◆ **Exercise description**: Show only lines that include "label".

+++ Data to use

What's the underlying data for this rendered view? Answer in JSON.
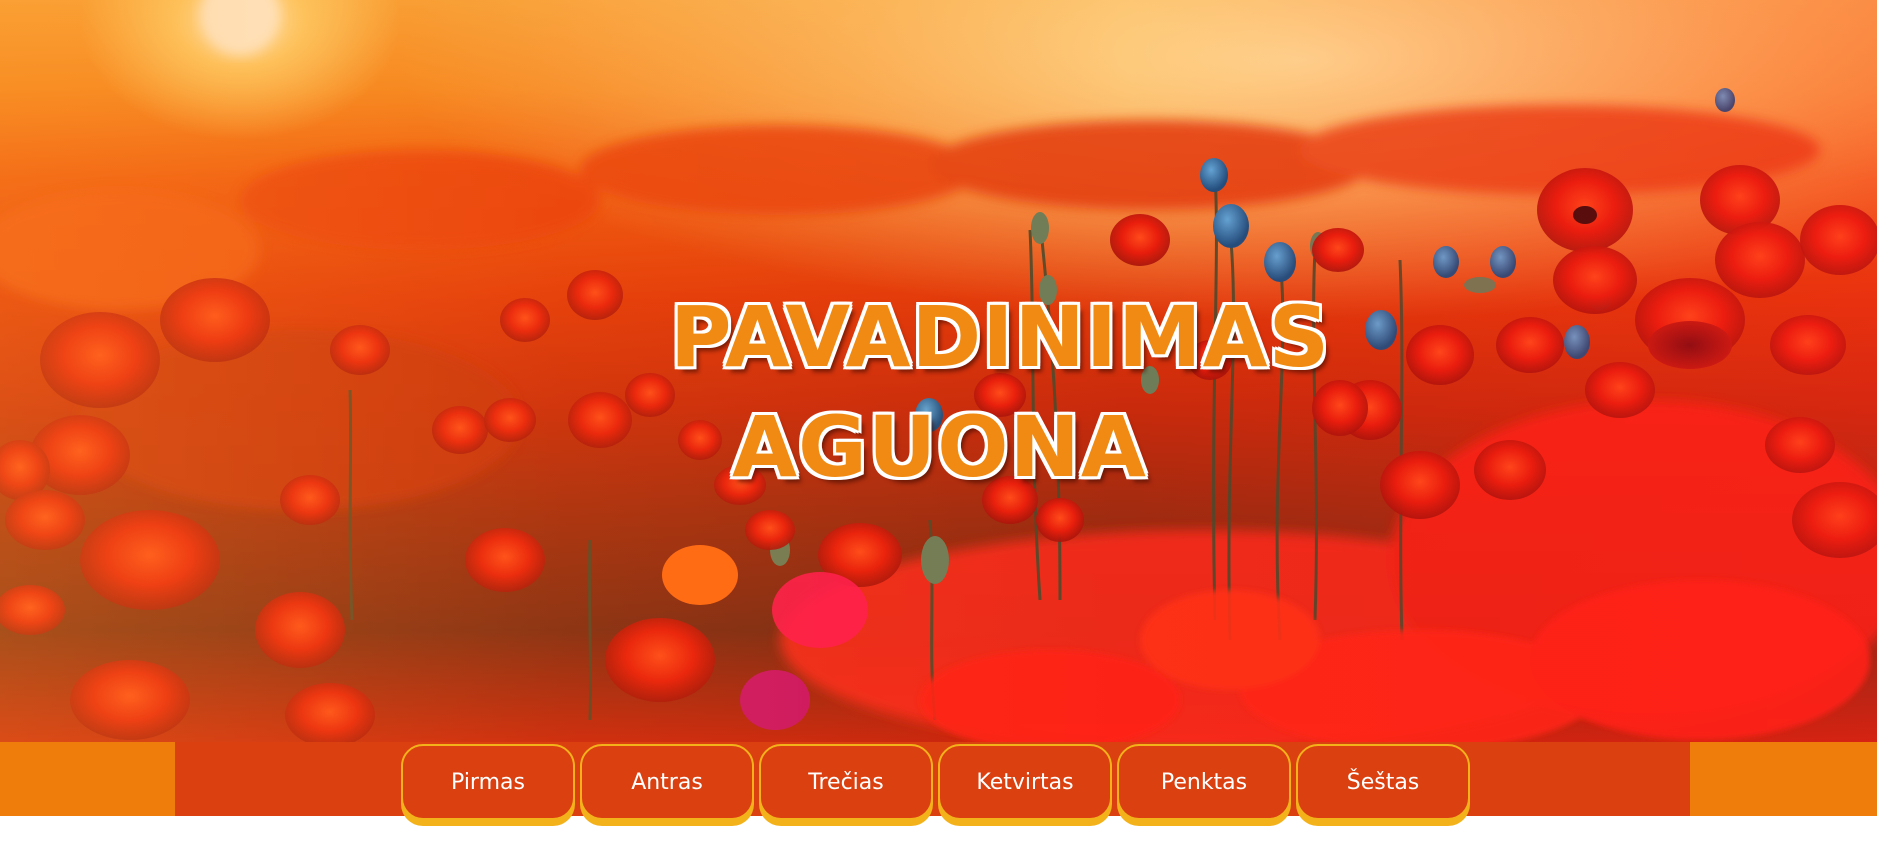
{
  "hero": {
    "title_line1": "PAVADINIMAS",
    "title_line2": "AGUONA"
  },
  "nav": {
    "items": [
      {
        "label": "Pirmas"
      },
      {
        "label": "Antras"
      },
      {
        "label": "Trečias"
      },
      {
        "label": "Ketvirtas"
      },
      {
        "label": "Penktas"
      },
      {
        "label": "Šeštas"
      }
    ]
  },
  "colors": {
    "title": "#f08a12",
    "title_outline": "#ffffff",
    "nav_outer": "#ef7d0c",
    "nav_inner": "#db4010",
    "nav_button_border": "#f3b21a",
    "nav_text": "#ffffff"
  }
}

++++++

◆ **Complete response**:
        "label": "Pirmas"
        "label": "Antras"
        "label": "Trečias"
        "label": "Ketvirtas"
        "label": "Penktas"
        "label": "Šeštas"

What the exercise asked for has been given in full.